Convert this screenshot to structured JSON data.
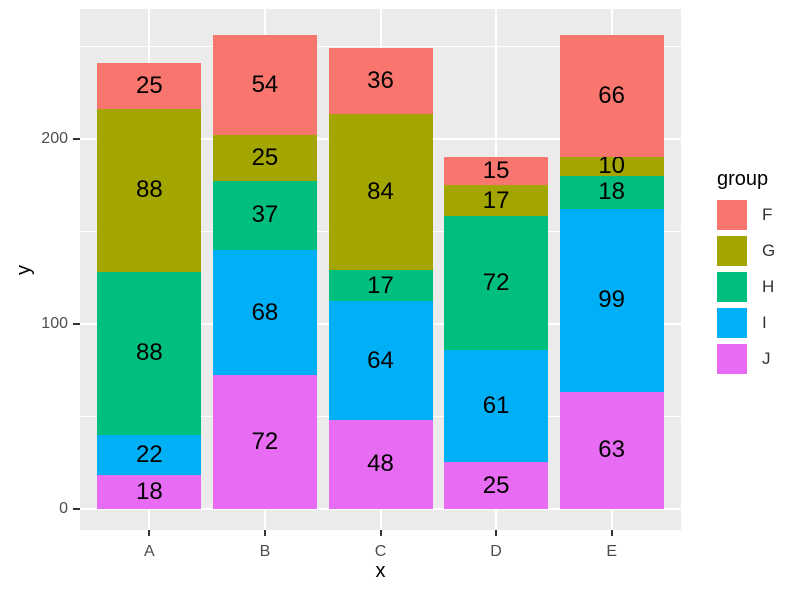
{
  "figure": {
    "background": "#FFFFFF",
    "panel_background": "#EBEBEB",
    "gridline_color": "#FFFFFF",
    "axis_text_color": "#4D4D4D",
    "axis_title_color": "#000000",
    "bar_label_color": "#000000",
    "tick_mark_color": "#333333"
  },
  "chart_data": {
    "type": "bar",
    "stacked": true,
    "xlabel": "x",
    "ylabel": "y",
    "categories": [
      "A",
      "B",
      "C",
      "D",
      "E"
    ],
    "series": [
      {
        "name": "F",
        "color": "#F8766D",
        "values": [
          25,
          54,
          36,
          15,
          66
        ]
      },
      {
        "name": "G",
        "color": "#A3A500",
        "values": [
          88,
          25,
          84,
          17,
          10
        ]
      },
      {
        "name": "H",
        "color": "#00BF7D",
        "values": [
          88,
          37,
          17,
          72,
          18
        ]
      },
      {
        "name": "I",
        "color": "#00B0F6",
        "values": [
          22,
          68,
          64,
          61,
          99
        ]
      },
      {
        "name": "J",
        "color": "#E76BF3",
        "values": [
          18,
          72,
          48,
          25,
          63
        ]
      }
    ],
    "stack_order_bottom_to_top": [
      "J",
      "I",
      "H",
      "G",
      "F"
    ],
    "bar_labels": true,
    "y_ticks": [
      {
        "value": 0,
        "label": "0"
      },
      {
        "value": 100,
        "label": "100"
      },
      {
        "value": 200,
        "label": "200"
      }
    ],
    "y_minor_gridlines": [
      50,
      150,
      250
    ],
    "ylim": [
      -11.5,
      270
    ],
    "grid": true,
    "legend_title": "group",
    "legend_position": "right",
    "legend_entries": [
      "F",
      "G",
      "H",
      "I",
      "J"
    ]
  }
}
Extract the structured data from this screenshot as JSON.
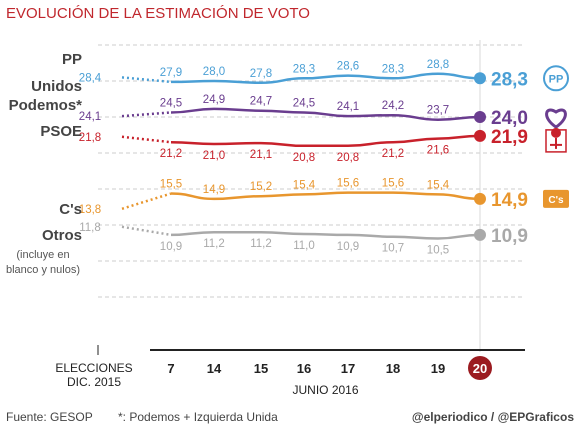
{
  "title": "EVOLUCIÓN DE LA ESTIMACIÓN DE VOTO",
  "footer": {
    "source": "Fuente: GESOP",
    "footnote": "*: Podemos + Izquierda Unida",
    "credit": "@elperiodico / @EPGraficos"
  },
  "chart_data": {
    "type": "line",
    "title": "EVOLUCIÓN DE LA ESTIMACIÓN DE VOTO",
    "baseline_label_lines": [
      "ELECCIONES",
      "DIC. 2015"
    ],
    "xlabel": "JUNIO 2016",
    "x": [
      "7",
      "14",
      "15",
      "16",
      "17",
      "18",
      "19",
      "20"
    ],
    "highlighted_x": "20",
    "ylim": [
      0,
      32
    ],
    "grid": true,
    "series": [
      {
        "key": "pp",
        "name": "PP",
        "label_lines": [
          "PP"
        ],
        "color": "#4a9fd5",
        "baseline": 28.4,
        "values": [
          27.9,
          28.0,
          27.8,
          28.3,
          28.6,
          28.3,
          28.8,
          28.3
        ],
        "icon": "pp-logo-icon",
        "icon_text": "PP"
      },
      {
        "key": "up",
        "name": "Unidos Podemos*",
        "label_lines": [
          "Unidos",
          "Podemos*"
        ],
        "color": "#6a3d8f",
        "baseline": 24.1,
        "values": [
          24.5,
          24.9,
          24.7,
          24.5,
          24.1,
          24.2,
          23.7,
          24.0
        ],
        "icon": "podemos-heart-icon",
        "icon_text": ""
      },
      {
        "key": "psoe",
        "name": "PSOE",
        "label_lines": [
          "PSOE"
        ],
        "color": "#c8212b",
        "baseline": 21.8,
        "values": [
          21.2,
          21.0,
          21.1,
          20.8,
          20.8,
          21.2,
          21.6,
          21.9
        ],
        "icon": "psoe-rose-icon",
        "icon_text": ""
      },
      {
        "key": "cs",
        "name": "C's",
        "label_lines": [
          "C's"
        ],
        "color": "#e8962e",
        "baseline": 13.8,
        "values": [
          15.5,
          14.9,
          15.2,
          15.4,
          15.6,
          15.6,
          15.4,
          14.9
        ],
        "icon": "cs-logo-icon",
        "icon_text": "C's"
      },
      {
        "key": "otros",
        "name": "Otros",
        "label_lines": [
          "Otros"
        ],
        "note_lines": [
          "(incluye en",
          "blanco y nulos)"
        ],
        "color": "#a9a9a9",
        "baseline": 11.8,
        "values": [
          10.9,
          11.2,
          11.2,
          11.0,
          10.9,
          10.7,
          10.5,
          10.9
        ],
        "icon": "",
        "icon_text": ""
      }
    ]
  }
}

=====

■ Given instruction ■
Find the lines above holding the word "FFFFFF" and show them.

■ Result for this task ■
    "background": "#FFFFFF",
    "gridline_color": "#FFFFFF",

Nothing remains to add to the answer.